• _Extracted entries_
┌────────

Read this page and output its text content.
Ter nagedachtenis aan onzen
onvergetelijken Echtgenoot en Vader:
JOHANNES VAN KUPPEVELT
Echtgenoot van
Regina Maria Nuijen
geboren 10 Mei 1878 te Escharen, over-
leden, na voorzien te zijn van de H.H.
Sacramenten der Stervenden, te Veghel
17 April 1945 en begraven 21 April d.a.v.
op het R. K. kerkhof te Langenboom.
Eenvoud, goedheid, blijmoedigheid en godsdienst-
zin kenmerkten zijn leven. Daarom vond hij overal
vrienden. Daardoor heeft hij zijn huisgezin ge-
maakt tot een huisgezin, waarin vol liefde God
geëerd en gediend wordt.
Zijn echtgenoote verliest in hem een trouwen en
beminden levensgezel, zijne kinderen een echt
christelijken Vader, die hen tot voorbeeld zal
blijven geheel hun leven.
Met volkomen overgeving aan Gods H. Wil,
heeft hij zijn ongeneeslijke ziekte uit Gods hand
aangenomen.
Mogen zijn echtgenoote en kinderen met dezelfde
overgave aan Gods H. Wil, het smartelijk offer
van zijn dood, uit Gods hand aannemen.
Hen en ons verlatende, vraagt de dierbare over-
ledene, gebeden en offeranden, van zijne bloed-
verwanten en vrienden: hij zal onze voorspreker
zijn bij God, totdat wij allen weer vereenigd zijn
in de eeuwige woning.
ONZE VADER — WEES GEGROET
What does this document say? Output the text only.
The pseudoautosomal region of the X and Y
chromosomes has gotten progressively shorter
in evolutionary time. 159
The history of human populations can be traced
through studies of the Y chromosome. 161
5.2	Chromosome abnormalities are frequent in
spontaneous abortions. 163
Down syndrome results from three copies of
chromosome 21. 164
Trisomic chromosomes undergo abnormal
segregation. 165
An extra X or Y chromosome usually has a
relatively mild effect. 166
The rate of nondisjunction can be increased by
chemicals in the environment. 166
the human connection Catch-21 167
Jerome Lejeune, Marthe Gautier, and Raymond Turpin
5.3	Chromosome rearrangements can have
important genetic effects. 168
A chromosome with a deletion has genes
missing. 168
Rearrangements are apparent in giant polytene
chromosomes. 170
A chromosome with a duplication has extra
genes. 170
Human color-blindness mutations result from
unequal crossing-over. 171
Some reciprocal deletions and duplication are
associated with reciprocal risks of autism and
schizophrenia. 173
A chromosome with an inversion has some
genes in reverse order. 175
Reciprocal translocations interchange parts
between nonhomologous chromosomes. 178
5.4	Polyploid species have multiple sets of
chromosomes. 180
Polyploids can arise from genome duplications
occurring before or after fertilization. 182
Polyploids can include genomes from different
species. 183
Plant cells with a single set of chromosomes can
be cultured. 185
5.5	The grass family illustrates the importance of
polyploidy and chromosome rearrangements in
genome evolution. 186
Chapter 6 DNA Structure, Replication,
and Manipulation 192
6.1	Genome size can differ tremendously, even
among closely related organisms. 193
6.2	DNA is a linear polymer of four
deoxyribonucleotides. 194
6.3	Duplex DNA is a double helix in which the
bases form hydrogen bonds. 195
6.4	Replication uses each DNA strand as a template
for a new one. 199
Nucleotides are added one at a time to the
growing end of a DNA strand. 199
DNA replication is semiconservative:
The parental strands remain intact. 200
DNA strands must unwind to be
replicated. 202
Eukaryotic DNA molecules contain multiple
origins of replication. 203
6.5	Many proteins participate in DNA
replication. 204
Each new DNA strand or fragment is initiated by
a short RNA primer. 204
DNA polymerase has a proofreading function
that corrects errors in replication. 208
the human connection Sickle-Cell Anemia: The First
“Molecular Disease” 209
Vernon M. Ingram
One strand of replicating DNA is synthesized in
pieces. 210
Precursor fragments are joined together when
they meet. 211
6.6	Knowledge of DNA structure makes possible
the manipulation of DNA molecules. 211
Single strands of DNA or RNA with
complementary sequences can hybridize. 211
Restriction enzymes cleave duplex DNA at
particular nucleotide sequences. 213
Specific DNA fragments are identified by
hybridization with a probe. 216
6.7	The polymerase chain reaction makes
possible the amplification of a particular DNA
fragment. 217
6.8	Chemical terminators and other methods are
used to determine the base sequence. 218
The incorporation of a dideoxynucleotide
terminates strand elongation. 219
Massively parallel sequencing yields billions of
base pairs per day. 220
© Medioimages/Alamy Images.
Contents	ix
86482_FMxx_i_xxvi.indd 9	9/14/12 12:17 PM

└────────

Within the entries, find all lines that contain "from" and copy each one.

Down syndrome results from three copies of
Human color-blindness mutations result from
Polyploids can arise from genome duplications
Polyploids can include genomes from different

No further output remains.